-- start of PROVIDED INFORMATION --

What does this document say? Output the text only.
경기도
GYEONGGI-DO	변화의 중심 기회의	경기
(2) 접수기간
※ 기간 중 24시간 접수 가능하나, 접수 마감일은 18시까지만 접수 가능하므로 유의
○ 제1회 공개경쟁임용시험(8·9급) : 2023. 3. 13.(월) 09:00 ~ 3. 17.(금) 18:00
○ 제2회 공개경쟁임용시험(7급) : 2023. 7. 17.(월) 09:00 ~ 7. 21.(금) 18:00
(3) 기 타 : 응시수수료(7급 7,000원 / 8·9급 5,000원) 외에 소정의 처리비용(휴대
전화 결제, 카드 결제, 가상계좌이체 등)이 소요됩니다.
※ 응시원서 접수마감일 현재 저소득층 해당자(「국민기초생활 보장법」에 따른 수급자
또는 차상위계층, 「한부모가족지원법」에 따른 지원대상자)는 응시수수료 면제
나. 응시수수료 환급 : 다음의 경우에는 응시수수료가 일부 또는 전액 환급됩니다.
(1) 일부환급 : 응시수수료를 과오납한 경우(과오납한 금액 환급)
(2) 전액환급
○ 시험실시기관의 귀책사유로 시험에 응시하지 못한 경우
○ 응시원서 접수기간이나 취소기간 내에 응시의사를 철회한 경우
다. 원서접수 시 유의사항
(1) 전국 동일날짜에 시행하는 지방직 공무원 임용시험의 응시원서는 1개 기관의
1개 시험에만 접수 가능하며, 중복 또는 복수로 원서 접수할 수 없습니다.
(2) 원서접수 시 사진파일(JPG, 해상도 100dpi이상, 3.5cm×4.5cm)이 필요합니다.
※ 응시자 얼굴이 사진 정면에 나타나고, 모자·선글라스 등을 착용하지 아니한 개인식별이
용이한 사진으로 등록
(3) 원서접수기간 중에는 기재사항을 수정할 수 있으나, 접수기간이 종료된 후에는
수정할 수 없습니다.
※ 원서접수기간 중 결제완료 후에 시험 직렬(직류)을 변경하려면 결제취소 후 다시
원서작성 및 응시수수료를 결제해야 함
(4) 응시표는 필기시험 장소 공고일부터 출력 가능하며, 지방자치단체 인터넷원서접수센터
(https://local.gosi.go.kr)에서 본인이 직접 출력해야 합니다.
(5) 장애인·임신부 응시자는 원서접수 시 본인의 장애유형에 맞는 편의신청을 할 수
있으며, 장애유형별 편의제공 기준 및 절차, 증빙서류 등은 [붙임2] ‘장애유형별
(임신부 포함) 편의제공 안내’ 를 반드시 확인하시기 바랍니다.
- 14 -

-- end of PROVIDED INFORMATION --

TASK OBJECTIVE - Extract every record. Keep wording exact.

IN RESPONSE -
What does this document say? Output the text only.
경기도
GYEONGGI-DO	변화의 중심 기회의	경기
(2) 접수기간
※ 기간 중 24시간 접수 가능하나, 접수 마감일은 18시까지만 접수 가능하므로 유의
○ 제1회 공개경쟁임용시험(8·9급) : 2023. 3. 13.(월) 09:00 ~ 3. 17.(금) 18:00
○ 제2회 공개경쟁임용시험(7급) : 2023. 7. 17.(월) 09:00 ~ 7. 21.(금) 18:00
(3) 기 타 : 응시수수료(7급 7,000원 / 8·9급 5,000원) 외에 소정의 처리비용(휴대
전화 결제, 카드 결제, 가상계좌이체 등)이 소요됩니다.
※ 응시원서 접수마감일 현재 저소득층 해당자(「국민기초생활 보장법」에 따른 수급자
또는 차상위계층, 「한부모가족지원법」에 따른 지원대상자)는 응시수수료 면제
나. 응시수수료 환급 : 다음의 경우에는 응시수수료가 일부 또는 전액 환급됩니다.
(1) 일부환급 : 응시수수료를 과오납한 경우(과오납한 금액 환급)
(2) 전액환급
○ 시험실시기관의 귀책사유로 시험에 응시하지 못한 경우
○ 응시원서 접수기간이나 취소기간 내에 응시의사를 철회한 경우
다. 원서접수 시 유의사항
(1) 전국 동일날짜에 시행하는 지방직 공무원 임용시험의 응시원서는 1개 기관의
1개 시험에만 접수 가능하며, 중복 또는 복수로 원서 접수할 수 없습니다.
(2) 원서접수 시 사진파일(JPG, 해상도 100dpi이상, 3.5cm×4.5cm)이 필요합니다.
※ 응시자 얼굴이 사진 정면에 나타나고, 모자·선글라스 등을 착용하지 아니한 개인식별이
용이한 사진으로 등록
(3) 원서접수기간 중에는 기재사항을 수정할 수 있으나, 접수기간이 종료된 후에는
수정할 수 없습니다.
※ 원서접수기간 중 결제완료 후에 시험 직렬(직류)을 변경하려면 결제취소 후 다시
원서작성 및 응시수수료를 결제해야 함
(4) 응시표는 필기시험 장소 공고일부터 출력 가능하며, 지방자치단체 인터넷원서접수센터
(https://local.gosi.go.kr)에서 본인이 직접 출력해야 합니다.
(5) 장애인·임신부 응시자는 원서접수 시 본인의 장애유형에 맞는 편의신청을 할 수
있으며, 장애유형별 편의제공 기준 및 절차, 증빙서류 등은 [붙임2] ‘장애유형별
(임신부 포함) 편의제공 안내’ 를 반드시 확인하시기 바랍니다.
- 14 -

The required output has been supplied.